===== DATA SUPPLIED =====
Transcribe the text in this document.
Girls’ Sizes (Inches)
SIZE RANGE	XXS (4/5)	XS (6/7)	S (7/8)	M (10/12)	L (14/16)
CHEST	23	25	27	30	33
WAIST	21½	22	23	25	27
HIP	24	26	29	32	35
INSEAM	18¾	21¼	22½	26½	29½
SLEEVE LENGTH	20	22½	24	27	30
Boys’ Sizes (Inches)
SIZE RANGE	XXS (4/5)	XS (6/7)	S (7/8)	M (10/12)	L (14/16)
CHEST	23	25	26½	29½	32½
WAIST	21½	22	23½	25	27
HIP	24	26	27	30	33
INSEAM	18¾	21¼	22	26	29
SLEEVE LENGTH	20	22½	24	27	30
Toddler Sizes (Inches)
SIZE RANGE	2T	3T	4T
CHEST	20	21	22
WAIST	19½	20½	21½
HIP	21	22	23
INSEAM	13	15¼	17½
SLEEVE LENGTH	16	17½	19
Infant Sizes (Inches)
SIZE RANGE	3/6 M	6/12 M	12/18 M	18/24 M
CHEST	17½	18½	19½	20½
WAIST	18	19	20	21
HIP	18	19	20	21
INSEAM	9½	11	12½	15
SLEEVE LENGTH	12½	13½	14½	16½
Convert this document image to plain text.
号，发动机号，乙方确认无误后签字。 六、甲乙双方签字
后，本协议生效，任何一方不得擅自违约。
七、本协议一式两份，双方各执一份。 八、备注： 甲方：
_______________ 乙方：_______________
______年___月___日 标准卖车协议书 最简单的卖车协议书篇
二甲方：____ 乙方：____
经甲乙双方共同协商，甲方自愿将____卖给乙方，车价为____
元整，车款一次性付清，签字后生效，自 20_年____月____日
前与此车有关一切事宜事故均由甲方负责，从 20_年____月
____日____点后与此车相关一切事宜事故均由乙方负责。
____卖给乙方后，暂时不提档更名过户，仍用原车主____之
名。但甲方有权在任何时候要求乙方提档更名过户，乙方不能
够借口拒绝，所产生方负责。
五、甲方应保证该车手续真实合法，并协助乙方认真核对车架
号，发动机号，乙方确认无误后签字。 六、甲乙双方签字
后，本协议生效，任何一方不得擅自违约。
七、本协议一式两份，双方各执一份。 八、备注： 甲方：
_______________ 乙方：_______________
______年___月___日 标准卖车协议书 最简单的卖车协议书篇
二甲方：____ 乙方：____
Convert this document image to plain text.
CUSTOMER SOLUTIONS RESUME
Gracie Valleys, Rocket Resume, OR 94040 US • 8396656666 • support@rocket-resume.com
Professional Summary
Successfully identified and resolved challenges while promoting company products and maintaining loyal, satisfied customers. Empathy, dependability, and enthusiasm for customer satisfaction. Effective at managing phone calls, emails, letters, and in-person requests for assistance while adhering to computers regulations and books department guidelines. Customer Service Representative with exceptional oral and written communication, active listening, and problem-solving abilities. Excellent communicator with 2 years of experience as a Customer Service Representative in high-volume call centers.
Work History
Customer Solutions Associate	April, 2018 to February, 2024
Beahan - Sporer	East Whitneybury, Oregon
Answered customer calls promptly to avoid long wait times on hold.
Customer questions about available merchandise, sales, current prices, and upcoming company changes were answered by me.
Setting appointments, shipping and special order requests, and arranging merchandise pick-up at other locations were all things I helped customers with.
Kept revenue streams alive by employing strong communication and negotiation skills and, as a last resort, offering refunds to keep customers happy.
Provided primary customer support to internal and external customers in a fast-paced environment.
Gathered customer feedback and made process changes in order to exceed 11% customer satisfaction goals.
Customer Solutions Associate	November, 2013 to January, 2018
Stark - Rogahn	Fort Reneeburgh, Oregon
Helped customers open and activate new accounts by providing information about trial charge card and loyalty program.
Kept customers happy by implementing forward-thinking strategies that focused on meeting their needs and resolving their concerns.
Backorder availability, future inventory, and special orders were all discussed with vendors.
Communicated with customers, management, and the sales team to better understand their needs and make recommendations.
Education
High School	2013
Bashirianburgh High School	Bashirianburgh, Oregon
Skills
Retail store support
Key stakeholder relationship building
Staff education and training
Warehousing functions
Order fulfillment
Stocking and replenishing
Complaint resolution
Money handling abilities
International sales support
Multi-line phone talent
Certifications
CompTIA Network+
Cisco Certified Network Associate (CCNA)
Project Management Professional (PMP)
=====
**GIVEN EXERCISE**:
State how many lines hold the word "Kept". The number is the whole answer.

**SOLVED EXERCISE**:
2